▶ **Exercise material**
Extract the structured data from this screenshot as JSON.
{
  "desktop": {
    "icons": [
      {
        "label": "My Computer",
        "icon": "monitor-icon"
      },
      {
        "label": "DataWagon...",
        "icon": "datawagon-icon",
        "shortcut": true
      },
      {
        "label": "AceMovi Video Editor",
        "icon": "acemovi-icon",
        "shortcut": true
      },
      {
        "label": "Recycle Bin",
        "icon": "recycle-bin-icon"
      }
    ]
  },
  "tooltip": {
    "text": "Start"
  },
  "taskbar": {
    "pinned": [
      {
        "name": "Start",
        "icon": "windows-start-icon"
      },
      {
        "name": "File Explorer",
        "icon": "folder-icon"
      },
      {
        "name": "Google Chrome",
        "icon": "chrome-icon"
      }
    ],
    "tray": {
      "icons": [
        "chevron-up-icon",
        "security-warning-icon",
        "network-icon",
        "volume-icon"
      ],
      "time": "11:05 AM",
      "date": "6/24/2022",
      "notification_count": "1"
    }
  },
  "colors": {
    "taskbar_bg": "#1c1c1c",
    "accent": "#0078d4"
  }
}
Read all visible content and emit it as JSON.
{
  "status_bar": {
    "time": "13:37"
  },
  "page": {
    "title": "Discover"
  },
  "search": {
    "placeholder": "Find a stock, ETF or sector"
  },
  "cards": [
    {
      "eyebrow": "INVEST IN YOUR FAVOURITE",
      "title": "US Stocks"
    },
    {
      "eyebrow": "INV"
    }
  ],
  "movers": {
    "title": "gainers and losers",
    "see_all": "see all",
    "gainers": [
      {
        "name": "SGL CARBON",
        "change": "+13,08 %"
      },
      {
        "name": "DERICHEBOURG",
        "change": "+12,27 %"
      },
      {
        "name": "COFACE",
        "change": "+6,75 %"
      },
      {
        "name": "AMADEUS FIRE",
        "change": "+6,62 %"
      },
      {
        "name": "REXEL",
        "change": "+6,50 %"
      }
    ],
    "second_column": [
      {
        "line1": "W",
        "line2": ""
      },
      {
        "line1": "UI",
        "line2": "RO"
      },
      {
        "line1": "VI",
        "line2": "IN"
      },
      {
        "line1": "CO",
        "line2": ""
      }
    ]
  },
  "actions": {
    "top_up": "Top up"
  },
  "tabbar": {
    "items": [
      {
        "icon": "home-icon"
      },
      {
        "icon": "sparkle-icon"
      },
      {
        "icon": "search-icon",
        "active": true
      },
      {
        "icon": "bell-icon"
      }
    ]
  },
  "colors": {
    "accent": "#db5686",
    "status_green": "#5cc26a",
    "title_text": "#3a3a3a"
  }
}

▶ **Given exercise**
Repeat every record exactly as written, please.

▶ **Full response**
Extract the structured data from this screenshot as JSON.
{
  "desktop": {
    "icons": [
      {
        "label": "My Computer",
        "icon": "monitor-icon"
      },
      {
        "label": "DataWagon...",
        "icon": "datawagon-icon",
        "shortcut": true
      },
      {
        "label": "AceMovi Video Editor",
        "icon": "acemovi-icon",
        "shortcut": true
      },
      {
        "label": "Recycle Bin",
        "icon": "recycle-bin-icon"
      }
    ]
  },
  "tooltip": {
    "text": "Start"
  },
  "taskbar": {
    "pinned": [
      {
        "name": "Start",
        "icon": "windows-start-icon"
      },
      {
        "name": "File Explorer",
        "icon": "folder-icon"
      },
      {
        "name": "Google Chrome",
        "icon": "chrome-icon"
      }
    ],
    "tray": {
      "icons": [
        "chevron-up-icon",
        "security-warning-icon",
        "network-icon",
        "volume-icon"
      ],
      "time": "11:05 AM",
      "date": "6/24/2022",
      "notification_count": "1"
    }
  },
  "colors": {
    "taskbar_bg": "#1c1c1c",
    "accent": "#0078d4"
  }
}
Read all visible content and emit it as JSON.
{
  "status_bar": {
    "time": "13:37"
  },
  "page": {
    "title": "Discover"
  },
  "search": {
    "placeholder": "Find a stock, ETF or sector"
  },
  "cards": [
    {
      "eyebrow": "INVEST IN YOUR FAVOURITE",
      "title": "US Stocks"
    },
    {
      "eyebrow": "INV"
    }
  ],
  "movers": {
    "title": "gainers and losers",
    "see_all": "see all",
    "gainers": [
      {
        "name": "SGL CARBON",
        "change": "+13,08 %"
      },
      {
        "name": "DERICHEBOURG",
        "change": "+12,27 %"
      },
      {
        "name": "COFACE",
        "change": "+6,75 %"
      },
      {
        "name": "AMADEUS FIRE",
        "change": "+6,62 %"
      },
      {
        "name": "REXEL",
        "change": "+6,50 %"
      }
    ],
    "second_column": [
      {
        "line1": "W",
        "line2": ""
      },
      {
        "line1": "UI",
        "line2": "RO"
      },
      {
        "line1": "VI",
        "line2": "IN"
      },
      {
        "line1": "CO",
        "line2": ""
      }
    ]
  },
  "actions": {
    "top_up": "Top up"
  },
  "tabbar": {
    "items": [
      {
        "icon": "home-icon"
      },
      {
        "icon": "sparkle-icon"
      },
      {
        "icon": "search-icon",
        "active": true
      },
      {
        "icon": "bell-icon"
      }
    ]
  },
  "colors": {
    "accent": "#db5686",
    "status_green": "#5cc26a",
    "title_text": "#3a3a3a"
  }
}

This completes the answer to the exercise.